=== Exercise ===
Locate the string "TradingView" in the records below. Copy every line where it occurs.

=== Dataset extract ===
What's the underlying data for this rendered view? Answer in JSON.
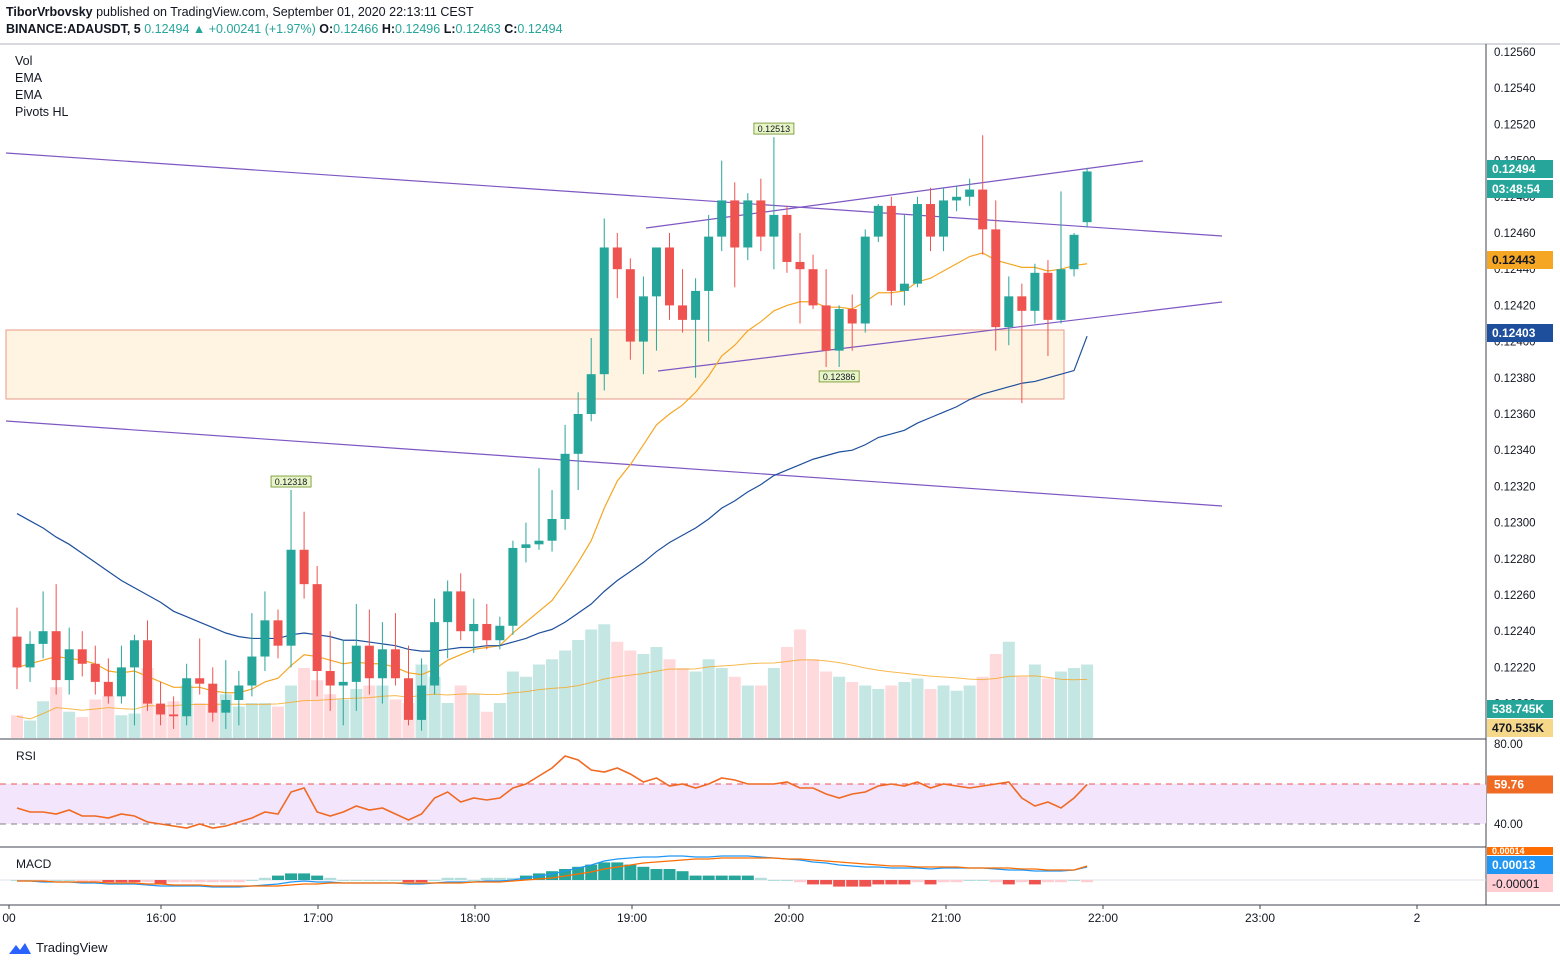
{
  "header": {
    "author": "TiborVrbovsky",
    "published_text": "published on TradingView.com, September 01, 2020 22:13:11 CEST",
    "symbol": "BINANCE:ADAUSDT, 5",
    "last": "0.12494",
    "change": "+0.00241 (+1.97%)",
    "o_label": "O:",
    "o": "0.12466",
    "h_label": "H:",
    "h": "0.12496",
    "l_label": "L:",
    "l": "0.12463",
    "c_label": "C:",
    "c": "0.12494"
  },
  "legend": [
    "Vol",
    "EMA",
    "EMA",
    "Pivots HL"
  ],
  "footer": {
    "brand": "TradingView"
  },
  "colors": {
    "up": "#26a69a",
    "down": "#ef5350",
    "ema_fast": "#f5a623",
    "ema_slow": "#1e4f9c",
    "trend": "#7e57c2",
    "rsi": "#f06a24"
  },
  "chart_data": {
    "type": "candlestick",
    "symbol": "BINANCE:ADAUSDT",
    "interval": "5",
    "x_tick_labels": [
      "00",
      "16:00",
      "17:00",
      "18:00",
      "19:00",
      "20:00",
      "21:00",
      "22:00",
      "23:00",
      "2"
    ],
    "price_axis_ticks": [
      "0.12560",
      "0.12540",
      "0.12520",
      "0.12500",
      "0.12480",
      "0.12460",
      "0.12440",
      "0.12420",
      "0.12400",
      "0.12380",
      "0.12360",
      "0.12340",
      "0.12320",
      "0.12300",
      "0.12280",
      "0.12260",
      "0.12240",
      "0.12220",
      "0.12200"
    ],
    "ylim": [
      0.12195,
      0.12565
    ],
    "price_labels": {
      "last": "0.12494",
      "countdown": "03:48:54",
      "ema_fast": "0.12443",
      "ema_slow": "0.12403",
      "volume": "538.745K",
      "volume_ma": "470.535K"
    },
    "pivot_labels": [
      {
        "text": "0.12513",
        "time": "20:15",
        "price": 0.12513
      },
      {
        "text": "0.12386",
        "time": "20:40",
        "price": 0.12386
      },
      {
        "text": "0.12318",
        "time": "17:10",
        "price": 0.12318
      }
    ],
    "candles": [
      {
        "t": "15:25",
        "o": 0.12237,
        "h": 0.12253,
        "l": 0.12208,
        "c": 0.1222
      },
      {
        "t": "15:30",
        "o": 0.1222,
        "h": 0.1224,
        "l": 0.12212,
        "c": 0.12233
      },
      {
        "t": "15:35",
        "o": 0.12233,
        "h": 0.12262,
        "l": 0.12225,
        "c": 0.1224
      },
      {
        "t": "15:40",
        "o": 0.1224,
        "h": 0.12266,
        "l": 0.12205,
        "c": 0.12213
      },
      {
        "t": "15:45",
        "o": 0.12213,
        "h": 0.12242,
        "l": 0.12205,
        "c": 0.1223
      },
      {
        "t": "15:50",
        "o": 0.1223,
        "h": 0.1224,
        "l": 0.12215,
        "c": 0.12222
      },
      {
        "t": "15:55",
        "o": 0.12222,
        "h": 0.12232,
        "l": 0.12205,
        "c": 0.12212
      },
      {
        "t": "16:00",
        "o": 0.12212,
        "h": 0.12225,
        "l": 0.122,
        "c": 0.12204
      },
      {
        "t": "16:05",
        "o": 0.12204,
        "h": 0.12232,
        "l": 0.122,
        "c": 0.1222
      },
      {
        "t": "16:10",
        "o": 0.1222,
        "h": 0.12238,
        "l": 0.12188,
        "c": 0.12235
      },
      {
        "t": "16:15",
        "o": 0.12235,
        "h": 0.12246,
        "l": 0.12196,
        "c": 0.122
      },
      {
        "t": "16:20",
        "o": 0.122,
        "h": 0.12212,
        "l": 0.12188,
        "c": 0.12194
      },
      {
        "t": "16:25",
        "o": 0.12194,
        "h": 0.12204,
        "l": 0.12186,
        "c": 0.12193
      },
      {
        "t": "16:30",
        "o": 0.12193,
        "h": 0.12222,
        "l": 0.12188,
        "c": 0.12214
      },
      {
        "t": "16:35",
        "o": 0.12214,
        "h": 0.12236,
        "l": 0.12205,
        "c": 0.12211
      },
      {
        "t": "16:40",
        "o": 0.12211,
        "h": 0.1222,
        "l": 0.1219,
        "c": 0.12195
      },
      {
        "t": "16:45",
        "o": 0.12195,
        "h": 0.12224,
        "l": 0.12186,
        "c": 0.12202
      },
      {
        "t": "16:50",
        "o": 0.12202,
        "h": 0.12218,
        "l": 0.12188,
        "c": 0.1221
      },
      {
        "t": "16:55",
        "o": 0.1221,
        "h": 0.1225,
        "l": 0.12204,
        "c": 0.12226
      },
      {
        "t": "17:00",
        "o": 0.12226,
        "h": 0.12262,
        "l": 0.12218,
        "c": 0.12246
      },
      {
        "t": "17:05",
        "o": 0.12246,
        "h": 0.12252,
        "l": 0.12225,
        "c": 0.12232
      },
      {
        "t": "17:10",
        "o": 0.12232,
        "h": 0.12318,
        "l": 0.1222,
        "c": 0.12285
      },
      {
        "t": "17:15",
        "o": 0.12285,
        "h": 0.12306,
        "l": 0.12258,
        "c": 0.12266
      },
      {
        "t": "17:20",
        "o": 0.12266,
        "h": 0.12276,
        "l": 0.12204,
        "c": 0.12218
      },
      {
        "t": "17:25",
        "o": 0.12218,
        "h": 0.1224,
        "l": 0.12196,
        "c": 0.1221
      },
      {
        "t": "17:30",
        "o": 0.1221,
        "h": 0.12235,
        "l": 0.12188,
        "c": 0.12212
      },
      {
        "t": "17:35",
        "o": 0.12212,
        "h": 0.12255,
        "l": 0.12196,
        "c": 0.12232
      },
      {
        "t": "17:40",
        "o": 0.12232,
        "h": 0.12252,
        "l": 0.12205,
        "c": 0.12214
      },
      {
        "t": "17:45",
        "o": 0.12214,
        "h": 0.12245,
        "l": 0.122,
        "c": 0.1223
      },
      {
        "t": "17:50",
        "o": 0.1223,
        "h": 0.1225,
        "l": 0.1221,
        "c": 0.12214
      },
      {
        "t": "17:55",
        "o": 0.12214,
        "h": 0.12232,
        "l": 0.12188,
        "c": 0.12191
      },
      {
        "t": "18:00",
        "o": 0.12191,
        "h": 0.12225,
        "l": 0.12185,
        "c": 0.1221
      },
      {
        "t": "18:05",
        "o": 0.1221,
        "h": 0.12258,
        "l": 0.12205,
        "c": 0.12245
      },
      {
        "t": "18:10",
        "o": 0.12245,
        "h": 0.12268,
        "l": 0.12225,
        "c": 0.12262
      },
      {
        "t": "18:15",
        "o": 0.12262,
        "h": 0.12272,
        "l": 0.12235,
        "c": 0.1224
      },
      {
        "t": "18:20",
        "o": 0.1224,
        "h": 0.12258,
        "l": 0.12228,
        "c": 0.12244
      },
      {
        "t": "18:25",
        "o": 0.12244,
        "h": 0.12255,
        "l": 0.1223,
        "c": 0.12235
      },
      {
        "t": "18:30",
        "o": 0.12235,
        "h": 0.12248,
        "l": 0.1223,
        "c": 0.12243
      },
      {
        "t": "18:35",
        "o": 0.12243,
        "h": 0.1229,
        "l": 0.12238,
        "c": 0.12286
      },
      {
        "t": "18:40",
        "o": 0.12286,
        "h": 0.123,
        "l": 0.12278,
        "c": 0.12288
      },
      {
        "t": "18:45",
        "o": 0.12288,
        "h": 0.1233,
        "l": 0.12285,
        "c": 0.1229
      },
      {
        "t": "18:50",
        "o": 0.1229,
        "h": 0.12318,
        "l": 0.12284,
        "c": 0.12302
      },
      {
        "t": "18:55",
        "o": 0.12302,
        "h": 0.12354,
        "l": 0.12296,
        "c": 0.12338
      },
      {
        "t": "19:00",
        "o": 0.12338,
        "h": 0.12372,
        "l": 0.12318,
        "c": 0.1236
      },
      {
        "t": "19:05",
        "o": 0.1236,
        "h": 0.12402,
        "l": 0.12356,
        "c": 0.12382
      },
      {
        "t": "19:10",
        "o": 0.12382,
        "h": 0.12468,
        "l": 0.12373,
        "c": 0.12452
      },
      {
        "t": "19:15",
        "o": 0.12452,
        "h": 0.1246,
        "l": 0.12424,
        "c": 0.1244
      },
      {
        "t": "19:20",
        "o": 0.1244,
        "h": 0.12446,
        "l": 0.1239,
        "c": 0.124
      },
      {
        "t": "19:25",
        "o": 0.124,
        "h": 0.12436,
        "l": 0.12382,
        "c": 0.12425
      },
      {
        "t": "19:30",
        "o": 0.12425,
        "h": 0.1245,
        "l": 0.12395,
        "c": 0.12452
      },
      {
        "t": "19:35",
        "o": 0.12452,
        "h": 0.1246,
        "l": 0.12412,
        "c": 0.1242
      },
      {
        "t": "19:40",
        "o": 0.1242,
        "h": 0.1244,
        "l": 0.12405,
        "c": 0.12412
      },
      {
        "t": "19:45",
        "o": 0.12412,
        "h": 0.12435,
        "l": 0.1238,
        "c": 0.12428
      },
      {
        "t": "19:50",
        "o": 0.12428,
        "h": 0.1247,
        "l": 0.124,
        "c": 0.12458
      },
      {
        "t": "19:55",
        "o": 0.12458,
        "h": 0.125,
        "l": 0.1245,
        "c": 0.12478
      },
      {
        "t": "20:00",
        "o": 0.12478,
        "h": 0.12488,
        "l": 0.1243,
        "c": 0.12452
      },
      {
        "t": "20:05",
        "o": 0.12452,
        "h": 0.12482,
        "l": 0.12445,
        "c": 0.12478
      },
      {
        "t": "20:10",
        "o": 0.12478,
        "h": 0.1249,
        "l": 0.1245,
        "c": 0.12458
      },
      {
        "t": "20:15",
        "o": 0.12458,
        "h": 0.12513,
        "l": 0.1244,
        "c": 0.1247
      },
      {
        "t": "20:20",
        "o": 0.1247,
        "h": 0.12475,
        "l": 0.12438,
        "c": 0.12444
      },
      {
        "t": "20:25",
        "o": 0.12444,
        "h": 0.1246,
        "l": 0.1241,
        "c": 0.1244
      },
      {
        "t": "20:30",
        "o": 0.1244,
        "h": 0.12448,
        "l": 0.12418,
        "c": 0.1242
      },
      {
        "t": "20:35",
        "o": 0.1242,
        "h": 0.1244,
        "l": 0.12386,
        "c": 0.12395
      },
      {
        "t": "20:40",
        "o": 0.12395,
        "h": 0.1242,
        "l": 0.12386,
        "c": 0.12418
      },
      {
        "t": "20:45",
        "o": 0.12418,
        "h": 0.12426,
        "l": 0.12395,
        "c": 0.1241
      },
      {
        "t": "20:50",
        "o": 0.1241,
        "h": 0.12462,
        "l": 0.12405,
        "c": 0.12458
      },
      {
        "t": "20:55",
        "o": 0.12458,
        "h": 0.12476,
        "l": 0.12455,
        "c": 0.12475
      },
      {
        "t": "21:00",
        "o": 0.12475,
        "h": 0.1248,
        "l": 0.1242,
        "c": 0.12428
      },
      {
        "t": "21:05",
        "o": 0.12428,
        "h": 0.1247,
        "l": 0.1242,
        "c": 0.12432
      },
      {
        "t": "21:10",
        "o": 0.12432,
        "h": 0.1248,
        "l": 0.1243,
        "c": 0.12476
      },
      {
        "t": "21:15",
        "o": 0.12476,
        "h": 0.12485,
        "l": 0.1245,
        "c": 0.12458
      },
      {
        "t": "21:20",
        "o": 0.12458,
        "h": 0.12485,
        "l": 0.1245,
        "c": 0.12478
      },
      {
        "t": "21:25",
        "o": 0.12478,
        "h": 0.12486,
        "l": 0.12472,
        "c": 0.1248
      },
      {
        "t": "21:30",
        "o": 0.1248,
        "h": 0.1249,
        "l": 0.12475,
        "c": 0.12484
      },
      {
        "t": "21:35",
        "o": 0.12484,
        "h": 0.12514,
        "l": 0.12448,
        "c": 0.12462
      },
      {
        "t": "21:40",
        "o": 0.12462,
        "h": 0.12478,
        "l": 0.12395,
        "c": 0.12408
      },
      {
        "t": "21:45",
        "o": 0.12408,
        "h": 0.12436,
        "l": 0.12398,
        "c": 0.12425
      },
      {
        "t": "21:50",
        "o": 0.12425,
        "h": 0.12432,
        "l": 0.12366,
        "c": 0.12417
      },
      {
        "t": "21:55",
        "o": 0.12417,
        "h": 0.12443,
        "l": 0.1241,
        "c": 0.12438
      },
      {
        "t": "22:00",
        "o": 0.12438,
        "h": 0.12445,
        "l": 0.12392,
        "c": 0.12412
      },
      {
        "t": "22:05",
        "o": 0.12412,
        "h": 0.12483,
        "l": 0.1241,
        "c": 0.1244
      },
      {
        "t": "22:10",
        "o": 0.1244,
        "h": 0.1246,
        "l": 0.12436,
        "c": 0.12459
      },
      {
        "t": "22:15",
        "o": 0.12466,
        "h": 0.12496,
        "l": 0.12463,
        "c": 0.12494
      }
    ],
    "ema_fast": [
      0.1222,
      0.12222,
      0.12224,
      0.12226,
      0.12225,
      0.12224,
      0.12222,
      0.12218,
      0.12217,
      0.12218,
      0.12215,
      0.12212,
      0.12209,
      0.12209,
      0.12209,
      0.12207,
      0.12206,
      0.12206,
      0.12208,
      0.12212,
      0.12214,
      0.12221,
      0.12227,
      0.12226,
      0.12224,
      0.12222,
      0.12223,
      0.12222,
      0.12222,
      0.1222,
      0.12217,
      0.12216,
      0.12219,
      0.12224,
      0.12227,
      0.1223,
      0.12231,
      0.12232,
      0.12239,
      0.12245,
      0.12251,
      0.12257,
      0.12267,
      0.12278,
      0.1229,
      0.12308,
      0.12323,
      0.12332,
      0.12343,
      0.12354,
      0.1236,
      0.12365,
      0.12372,
      0.12381,
      0.12392,
      0.12398,
      0.12406,
      0.12411,
      0.12417,
      0.1242,
      0.12422,
      0.12422,
      0.12419,
      0.12419,
      0.12418,
      0.12422,
      0.12427,
      0.12427,
      0.12428,
      0.12433,
      0.12435,
      0.12439,
      0.12443,
      0.12447,
      0.12449,
      0.12445,
      0.12443,
      0.12441,
      0.12441,
      0.12439,
      0.1244,
      0.12442,
      0.12443
    ],
    "ema_slow": [
      0.12305,
      0.12301,
      0.12297,
      0.12292,
      0.12288,
      0.12283,
      0.12278,
      0.12273,
      0.12268,
      0.12264,
      0.1226,
      0.12256,
      0.12251,
      0.12248,
      0.12245,
      0.12242,
      0.12239,
      0.12237,
      0.12236,
      0.12236,
      0.12236,
      0.12238,
      0.12239,
      0.12238,
      0.12237,
      0.12235,
      0.12235,
      0.12234,
      0.12233,
      0.12232,
      0.1223,
      0.12229,
      0.12229,
      0.1223,
      0.12231,
      0.12231,
      0.12232,
      0.12232,
      0.12234,
      0.12236,
      0.12239,
      0.12241,
      0.12245,
      0.1225,
      0.12255,
      0.12262,
      0.12268,
      0.12273,
      0.12278,
      0.12284,
      0.12289,
      0.12293,
      0.12297,
      0.12302,
      0.12308,
      0.12312,
      0.12317,
      0.12321,
      0.12326,
      0.12329,
      0.12332,
      0.12335,
      0.12337,
      0.12339,
      0.1234,
      0.12343,
      0.12347,
      0.12349,
      0.12351,
      0.12355,
      0.12358,
      0.12361,
      0.12364,
      0.12368,
      0.12371,
      0.12373,
      0.12375,
      0.12377,
      0.12378,
      0.1238,
      0.12382,
      0.12384,
      0.12403
    ],
    "volume": [
      0.13,
      0.1,
      0.21,
      0.29,
      0.15,
      0.12,
      0.22,
      0.24,
      0.13,
      0.14,
      0.4,
      0.18,
      0.21,
      0.3,
      0.2,
      0.2,
      0.25,
      0.18,
      0.2,
      0.2,
      0.18,
      0.3,
      0.4,
      0.33,
      0.25,
      0.22,
      0.28,
      0.3,
      0.3,
      0.22,
      0.2,
      0.42,
      0.35,
      0.2,
      0.3,
      0.25,
      0.15,
      0.2,
      0.38,
      0.35,
      0.42,
      0.45,
      0.5,
      0.56,
      0.62,
      0.65,
      0.55,
      0.5,
      0.48,
      0.52,
      0.45,
      0.4,
      0.38,
      0.45,
      0.4,
      0.35,
      0.3,
      0.3,
      0.4,
      0.52,
      0.62,
      0.45,
      0.38,
      0.35,
      0.32,
      0.3,
      0.28,
      0.3,
      0.32,
      0.34,
      0.28,
      0.3,
      0.27,
      0.3,
      0.35,
      0.48,
      0.55,
      0.35,
      0.42,
      0.34,
      0.38,
      0.4,
      0.42
    ],
    "rsi": [
      48,
      46,
      46,
      45,
      47,
      44,
      44,
      43,
      45,
      44,
      41,
      40,
      39,
      38,
      40,
      38,
      39,
      41,
      43,
      46,
      45,
      56,
      58,
      46,
      44,
      46,
      49,
      47,
      48,
      45,
      42,
      45,
      53,
      56,
      51,
      53,
      52,
      53,
      58,
      60,
      64,
      68,
      74,
      72,
      67,
      66,
      68,
      65,
      61,
      63,
      59,
      60,
      58,
      60,
      63,
      62,
      60,
      60,
      60,
      61,
      58,
      58,
      55,
      53,
      55,
      56,
      59,
      60,
      59,
      61,
      58,
      60,
      59,
      58,
      59,
      60,
      61,
      53,
      49,
      51,
      48,
      53,
      59.76
    ],
    "macd_line": [
      -1e-05,
      -1e-05,
      -2e-05,
      -2e-05,
      -2e-05,
      -3e-05,
      -3e-05,
      -4e-05,
      -4e-05,
      -4e-05,
      -5e-05,
      -6e-05,
      -6e-05,
      -6e-05,
      -6e-05,
      -7e-05,
      -7e-05,
      -7e-05,
      -6e-05,
      -5e-05,
      -4e-05,
      -2e-05,
      -1e-05,
      -2e-05,
      -2e-05,
      -3e-05,
      -3e-05,
      -3e-05,
      -3e-05,
      -3e-05,
      -4e-05,
      -4e-05,
      -3e-05,
      -2e-05,
      -2e-05,
      -2e-05,
      -1e-05,
      -1e-05,
      0.0,
      2e-05,
      4e-05,
      6e-05,
      9e-05,
      0.00012,
      0.00015,
      0.00019,
      0.00021,
      0.00022,
      0.00023,
      0.00023,
      0.00024,
      0.00024,
      0.00023,
      0.00023,
      0.00024,
      0.00024,
      0.00024,
      0.00023,
      0.00022,
      0.00021,
      0.0002,
      0.00018,
      0.00017,
      0.00015,
      0.00014,
      0.00013,
      0.00013,
      0.00012,
      0.00012,
      0.00012,
      0.00011,
      0.00012,
      0.00012,
      0.00012,
      0.00012,
      0.00011,
      0.0001,
      0.0001,
      9e-05,
      9e-05,
      9e-05,
      0.0001,
      0.00013
    ],
    "macd_signal": [
      -1e-05,
      -1e-05,
      -1e-05,
      -2e-05,
      -2e-05,
      -2e-05,
      -2e-05,
      -3e-05,
      -3e-05,
      -3e-05,
      -4e-05,
      -4e-05,
      -5e-05,
      -5e-05,
      -5e-05,
      -6e-05,
      -6e-05,
      -6e-05,
      -6e-05,
      -6e-05,
      -6e-05,
      -5e-05,
      -4e-05,
      -4e-05,
      -3e-05,
      -3e-05,
      -3e-05,
      -3e-05,
      -3e-05,
      -3e-05,
      -3e-05,
      -3e-05,
      -3e-05,
      -3e-05,
      -3e-05,
      -2e-05,
      -2e-05,
      -2e-05,
      -1e-05,
      0.0,
      1e-05,
      2e-05,
      4e-05,
      6e-05,
      8e-05,
      0.00011,
      0.00013,
      0.00015,
      0.00017,
      0.00018,
      0.00019,
      0.0002,
      0.00021,
      0.00021,
      0.00022,
      0.00022,
      0.00022,
      0.00022,
      0.00022,
      0.00021,
      0.00021,
      0.0002,
      0.00019,
      0.00018,
      0.00017,
      0.00016,
      0.00015,
      0.00014,
      0.00014,
      0.00013,
      0.00013,
      0.00013,
      0.00013,
      0.00012,
      0.00012,
      0.00012,
      0.00012,
      0.00011,
      0.00011,
      0.0001,
      0.0001,
      0.0001,
      0.00014
    ],
    "macd_labels": {
      "line": "0.00013",
      "hist": "-0.00001",
      "top": "0.00014"
    },
    "rsi_axis_ticks": [
      "80.00",
      "40.00"
    ],
    "rsi_value_label": "59.76"
  }
}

=== Result for this exercise ===
    "published_text": "published on TradingView.com, September 01, 2020 22:13:11 CEST",
    "brand": "TradingView"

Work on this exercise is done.